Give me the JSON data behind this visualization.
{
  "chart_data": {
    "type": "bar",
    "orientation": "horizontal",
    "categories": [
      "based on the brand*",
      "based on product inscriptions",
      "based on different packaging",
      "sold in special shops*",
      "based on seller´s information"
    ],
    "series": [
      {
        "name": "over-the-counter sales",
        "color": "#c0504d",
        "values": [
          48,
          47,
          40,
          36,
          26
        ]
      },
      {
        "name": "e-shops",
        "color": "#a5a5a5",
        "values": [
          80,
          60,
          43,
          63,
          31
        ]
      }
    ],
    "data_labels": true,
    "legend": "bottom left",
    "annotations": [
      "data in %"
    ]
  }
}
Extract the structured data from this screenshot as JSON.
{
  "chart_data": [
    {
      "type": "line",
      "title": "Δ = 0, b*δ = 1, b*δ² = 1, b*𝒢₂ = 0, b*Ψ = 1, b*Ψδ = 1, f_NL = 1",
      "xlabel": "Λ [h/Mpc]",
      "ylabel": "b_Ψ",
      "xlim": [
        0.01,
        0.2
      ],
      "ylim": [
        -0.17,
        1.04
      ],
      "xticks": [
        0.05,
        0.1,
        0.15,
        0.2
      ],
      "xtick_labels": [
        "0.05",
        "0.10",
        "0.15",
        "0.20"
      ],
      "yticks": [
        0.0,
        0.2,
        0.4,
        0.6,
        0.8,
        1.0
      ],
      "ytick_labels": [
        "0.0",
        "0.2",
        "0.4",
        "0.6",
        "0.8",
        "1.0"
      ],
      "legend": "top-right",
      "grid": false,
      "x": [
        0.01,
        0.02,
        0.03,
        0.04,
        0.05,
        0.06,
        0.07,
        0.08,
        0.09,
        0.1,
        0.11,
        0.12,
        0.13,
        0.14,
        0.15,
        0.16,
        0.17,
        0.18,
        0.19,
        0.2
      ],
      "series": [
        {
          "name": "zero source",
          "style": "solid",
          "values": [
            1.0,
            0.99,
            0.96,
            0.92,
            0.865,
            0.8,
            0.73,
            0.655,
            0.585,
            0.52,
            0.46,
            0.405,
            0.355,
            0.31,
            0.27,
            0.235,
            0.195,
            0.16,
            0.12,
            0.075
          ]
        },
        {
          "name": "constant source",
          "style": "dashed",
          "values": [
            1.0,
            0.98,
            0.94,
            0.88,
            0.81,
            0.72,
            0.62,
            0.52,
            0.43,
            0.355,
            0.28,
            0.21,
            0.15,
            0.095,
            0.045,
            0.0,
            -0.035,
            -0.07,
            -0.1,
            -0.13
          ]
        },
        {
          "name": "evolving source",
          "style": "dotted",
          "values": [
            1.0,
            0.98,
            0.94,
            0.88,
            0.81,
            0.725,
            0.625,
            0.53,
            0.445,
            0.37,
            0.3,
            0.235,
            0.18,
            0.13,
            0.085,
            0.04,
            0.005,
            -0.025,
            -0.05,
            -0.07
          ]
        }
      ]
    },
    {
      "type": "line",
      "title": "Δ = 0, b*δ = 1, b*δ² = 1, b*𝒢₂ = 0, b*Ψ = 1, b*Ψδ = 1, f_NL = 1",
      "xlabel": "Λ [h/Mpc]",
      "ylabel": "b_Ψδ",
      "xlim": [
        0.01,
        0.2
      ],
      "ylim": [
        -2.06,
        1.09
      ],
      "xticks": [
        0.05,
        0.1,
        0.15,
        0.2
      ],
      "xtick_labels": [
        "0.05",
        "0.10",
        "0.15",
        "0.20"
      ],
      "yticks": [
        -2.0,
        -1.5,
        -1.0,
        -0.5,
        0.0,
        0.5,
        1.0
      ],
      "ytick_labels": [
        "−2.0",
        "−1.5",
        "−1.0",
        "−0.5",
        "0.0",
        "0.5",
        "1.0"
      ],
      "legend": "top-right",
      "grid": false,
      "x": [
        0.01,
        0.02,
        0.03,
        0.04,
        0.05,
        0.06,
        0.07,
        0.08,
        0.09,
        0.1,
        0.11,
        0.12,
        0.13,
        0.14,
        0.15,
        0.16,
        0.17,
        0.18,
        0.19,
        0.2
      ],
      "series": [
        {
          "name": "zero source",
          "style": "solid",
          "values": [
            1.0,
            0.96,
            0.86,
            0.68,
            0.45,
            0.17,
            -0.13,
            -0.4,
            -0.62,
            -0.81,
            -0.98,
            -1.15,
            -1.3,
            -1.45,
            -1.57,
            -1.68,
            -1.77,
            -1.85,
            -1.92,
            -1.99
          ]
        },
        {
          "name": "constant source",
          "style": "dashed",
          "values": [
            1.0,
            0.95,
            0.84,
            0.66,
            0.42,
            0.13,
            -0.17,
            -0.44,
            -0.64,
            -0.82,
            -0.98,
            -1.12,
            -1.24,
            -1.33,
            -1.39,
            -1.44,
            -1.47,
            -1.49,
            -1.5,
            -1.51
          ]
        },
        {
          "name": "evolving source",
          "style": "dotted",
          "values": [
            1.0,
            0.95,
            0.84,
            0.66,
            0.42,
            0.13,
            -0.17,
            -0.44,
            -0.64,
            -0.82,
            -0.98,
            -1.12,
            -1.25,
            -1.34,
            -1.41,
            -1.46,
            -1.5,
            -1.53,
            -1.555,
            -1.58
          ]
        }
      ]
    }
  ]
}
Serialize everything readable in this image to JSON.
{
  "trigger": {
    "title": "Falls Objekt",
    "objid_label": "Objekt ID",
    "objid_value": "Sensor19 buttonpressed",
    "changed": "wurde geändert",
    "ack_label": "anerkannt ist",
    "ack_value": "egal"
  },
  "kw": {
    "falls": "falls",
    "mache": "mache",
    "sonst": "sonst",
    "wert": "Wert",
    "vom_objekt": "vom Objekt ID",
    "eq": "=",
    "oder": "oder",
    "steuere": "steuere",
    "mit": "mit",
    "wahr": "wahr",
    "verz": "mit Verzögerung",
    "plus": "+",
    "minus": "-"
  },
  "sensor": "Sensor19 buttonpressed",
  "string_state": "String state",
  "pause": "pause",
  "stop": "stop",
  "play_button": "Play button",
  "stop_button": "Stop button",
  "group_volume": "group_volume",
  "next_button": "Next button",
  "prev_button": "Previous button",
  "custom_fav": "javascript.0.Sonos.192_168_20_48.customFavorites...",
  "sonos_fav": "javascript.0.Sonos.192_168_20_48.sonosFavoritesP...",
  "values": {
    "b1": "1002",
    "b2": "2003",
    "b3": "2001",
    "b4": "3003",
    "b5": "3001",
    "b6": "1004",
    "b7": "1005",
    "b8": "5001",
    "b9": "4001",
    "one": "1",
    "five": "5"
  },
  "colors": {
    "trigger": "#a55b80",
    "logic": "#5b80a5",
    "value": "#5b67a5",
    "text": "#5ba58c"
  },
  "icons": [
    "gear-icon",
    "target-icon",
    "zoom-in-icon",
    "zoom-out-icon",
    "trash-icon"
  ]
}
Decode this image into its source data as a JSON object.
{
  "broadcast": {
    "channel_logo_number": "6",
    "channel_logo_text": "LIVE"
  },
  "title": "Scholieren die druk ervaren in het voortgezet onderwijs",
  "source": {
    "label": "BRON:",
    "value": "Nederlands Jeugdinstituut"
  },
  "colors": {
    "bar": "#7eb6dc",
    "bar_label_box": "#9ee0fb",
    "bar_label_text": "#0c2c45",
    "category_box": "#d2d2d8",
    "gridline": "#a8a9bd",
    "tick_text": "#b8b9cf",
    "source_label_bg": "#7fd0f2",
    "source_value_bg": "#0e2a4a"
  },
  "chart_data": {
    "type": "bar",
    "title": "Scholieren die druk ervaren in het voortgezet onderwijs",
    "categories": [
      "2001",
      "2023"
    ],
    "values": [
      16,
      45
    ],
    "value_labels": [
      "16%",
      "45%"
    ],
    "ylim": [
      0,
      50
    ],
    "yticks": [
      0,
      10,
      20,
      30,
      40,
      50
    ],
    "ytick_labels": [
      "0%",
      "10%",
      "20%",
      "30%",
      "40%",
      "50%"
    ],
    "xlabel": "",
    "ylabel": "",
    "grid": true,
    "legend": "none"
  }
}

TASK REQUIREMENTS
Locate the word "title" in the records and collect each line it appears in.

OUTPUT
      "title": "Δ = 0, b*δ = 1, b*δ² = 1, b*𝒢₂ = 0, b*Ψ = 1, b*Ψδ = 1, f_NL = 1",
      "title": "Δ = 0, b*δ = 1, b*δ² = 1, b*𝒢₂ = 0, b*Ψ = 1, b*Ψδ = 1, f_NL = 1",
    "title": "Falls Objekt",
  "title": "Scholieren die druk ervaren in het voortgezet onderwijs",
    "title": "Scholieren die druk ervaren in het voortgezet onderwijs",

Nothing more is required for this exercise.